SHORT TASK | Here are some records; copy every line that holds the word "Betyg".

LISTING |
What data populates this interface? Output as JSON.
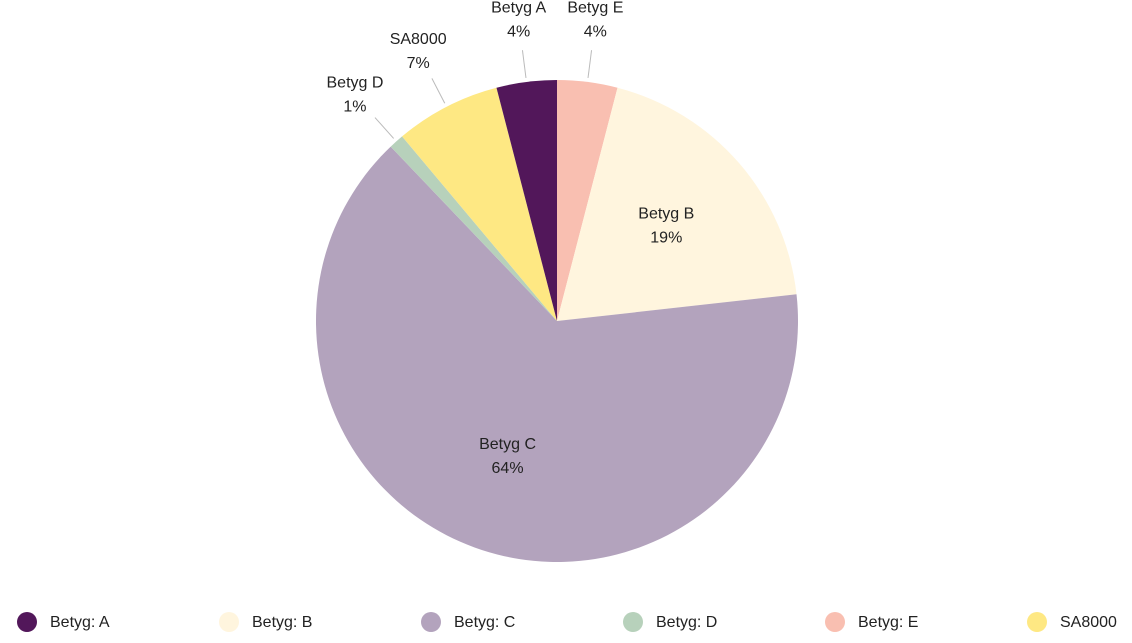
{
  "chart_data": {
    "type": "pie",
    "categories": [
      "Betyg E",
      "Betyg B",
      "Betyg C",
      "Betyg D",
      "SA8000",
      "Betyg A"
    ],
    "values": [
      4,
      19,
      64,
      1,
      7,
      4
    ],
    "value_labels": [
      "4%",
      "19%",
      "64%",
      "1%",
      "7%",
      "4%"
    ],
    "colors": [
      "#f9bfb1",
      "#fff5de",
      "#b3a3bd",
      "#b7d1bb",
      "#fee883",
      "#52175a"
    ],
    "legend": [
      {
        "name": "Betyg: A",
        "color": "#52175a"
      },
      {
        "name": "Betyg: B",
        "color": "#fff5de"
      },
      {
        "name": "Betyg: C",
        "color": "#b3a3bd"
      },
      {
        "name": "Betyg: D",
        "color": "#b7d1bb"
      },
      {
        "name": "Betyg: E",
        "color": "#f9bfb1"
      },
      {
        "name": "SA8000",
        "color": "#fee883"
      }
    ],
    "legend_position": "bottom"
  }
}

EXERCISE OUTPUT |
      "Betyg E",
      "Betyg B",
      "Betyg C",
      "Betyg D",
      "Betyg A"
        "name": "Betyg: A",
        "name": "Betyg: B",
        "name": "Betyg: C",
        "name": "Betyg: D",
        "name": "Betyg: E",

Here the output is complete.